Some records –
□ □ □ □ □

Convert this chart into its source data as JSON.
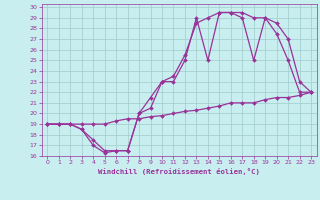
{
  "xlabel": "Windchill (Refroidissement éolien,°C)",
  "bg_color": "#c8eef0",
  "grid_color": "#a0cccc",
  "line_color": "#993399",
  "xlim": [
    -0.5,
    23.5
  ],
  "ylim": [
    16,
    30.3
  ],
  "xticks": [
    0,
    1,
    2,
    3,
    4,
    5,
    6,
    7,
    8,
    9,
    10,
    11,
    12,
    13,
    14,
    15,
    16,
    17,
    18,
    19,
    20,
    21,
    22,
    23
  ],
  "yticks": [
    16,
    17,
    18,
    19,
    20,
    21,
    22,
    23,
    24,
    25,
    26,
    27,
    28,
    29,
    30
  ],
  "series": [
    {
      "x": [
        0,
        1,
        2,
        3,
        4,
        5,
        6,
        7,
        8,
        9,
        10,
        11,
        12,
        13,
        14,
        15,
        16,
        17,
        18,
        19,
        20,
        21,
        22,
        23
      ],
      "y": [
        19,
        19,
        19,
        18.5,
        17,
        16.3,
        16.5,
        16.5,
        20,
        21.5,
        23,
        23,
        25,
        29,
        25,
        29.5,
        29.5,
        29,
        25,
        29,
        27.5,
        25,
        22,
        22
      ]
    },
    {
      "x": [
        0,
        1,
        2,
        3,
        4,
        5,
        6,
        7,
        8,
        9,
        10,
        11,
        12,
        13,
        14,
        15,
        16,
        17,
        18,
        19,
        20,
        21,
        22,
        23
      ],
      "y": [
        19,
        19,
        19,
        18.5,
        17.5,
        16.5,
        16.5,
        16.5,
        20,
        20.5,
        23,
        23.5,
        25.5,
        28.5,
        29,
        29.5,
        29.5,
        29.5,
        29,
        29,
        28.5,
        27,
        23,
        22
      ]
    },
    {
      "x": [
        0,
        1,
        2,
        3,
        4,
        5,
        6,
        7,
        8,
        9,
        10,
        11,
        12,
        13,
        14,
        15,
        16,
        17,
        18,
        19,
        20,
        21,
        22,
        23
      ],
      "y": [
        19,
        19,
        19,
        19,
        19,
        19,
        19.3,
        19.5,
        19.5,
        19.7,
        19.8,
        20,
        20.2,
        20.3,
        20.5,
        20.7,
        21,
        21,
        21,
        21.3,
        21.5,
        21.5,
        21.7,
        22
      ]
    }
  ],
  "marker": "D",
  "markersize": 2.0,
  "linewidth": 0.9
}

□ □ □ □ □

TASK TO COMPLETE – Take the data above and repeat it exactly, leaving each picture out.

RESPONSE –
Convert this chart into its source data as JSON.
{
  "xlabel": "Windchill (Refroidissement éolien,°C)",
  "bg_color": "#c8eef0",
  "grid_color": "#a0cccc",
  "line_color": "#993399",
  "xlim": [
    -0.5,
    23.5
  ],
  "ylim": [
    16,
    30.3
  ],
  "xticks": [
    0,
    1,
    2,
    3,
    4,
    5,
    6,
    7,
    8,
    9,
    10,
    11,
    12,
    13,
    14,
    15,
    16,
    17,
    18,
    19,
    20,
    21,
    22,
    23
  ],
  "yticks": [
    16,
    17,
    18,
    19,
    20,
    21,
    22,
    23,
    24,
    25,
    26,
    27,
    28,
    29,
    30
  ],
  "series": [
    {
      "x": [
        0,
        1,
        2,
        3,
        4,
        5,
        6,
        7,
        8,
        9,
        10,
        11,
        12,
        13,
        14,
        15,
        16,
        17,
        18,
        19,
        20,
        21,
        22,
        23
      ],
      "y": [
        19,
        19,
        19,
        18.5,
        17,
        16.3,
        16.5,
        16.5,
        20,
        21.5,
        23,
        23,
        25,
        29,
        25,
        29.5,
        29.5,
        29,
        25,
        29,
        27.5,
        25,
        22,
        22
      ]
    },
    {
      "x": [
        0,
        1,
        2,
        3,
        4,
        5,
        6,
        7,
        8,
        9,
        10,
        11,
        12,
        13,
        14,
        15,
        16,
        17,
        18,
        19,
        20,
        21,
        22,
        23
      ],
      "y": [
        19,
        19,
        19,
        18.5,
        17.5,
        16.5,
        16.5,
        16.5,
        20,
        20.5,
        23,
        23.5,
        25.5,
        28.5,
        29,
        29.5,
        29.5,
        29.5,
        29,
        29,
        28.5,
        27,
        23,
        22
      ]
    },
    {
      "x": [
        0,
        1,
        2,
        3,
        4,
        5,
        6,
        7,
        8,
        9,
        10,
        11,
        12,
        13,
        14,
        15,
        16,
        17,
        18,
        19,
        20,
        21,
        22,
        23
      ],
      "y": [
        19,
        19,
        19,
        19,
        19,
        19,
        19.3,
        19.5,
        19.5,
        19.7,
        19.8,
        20,
        20.2,
        20.3,
        20.5,
        20.7,
        21,
        21,
        21,
        21.3,
        21.5,
        21.5,
        21.7,
        22
      ]
    }
  ],
  "marker": "D",
  "markersize": 2.0,
  "linewidth": 0.9
}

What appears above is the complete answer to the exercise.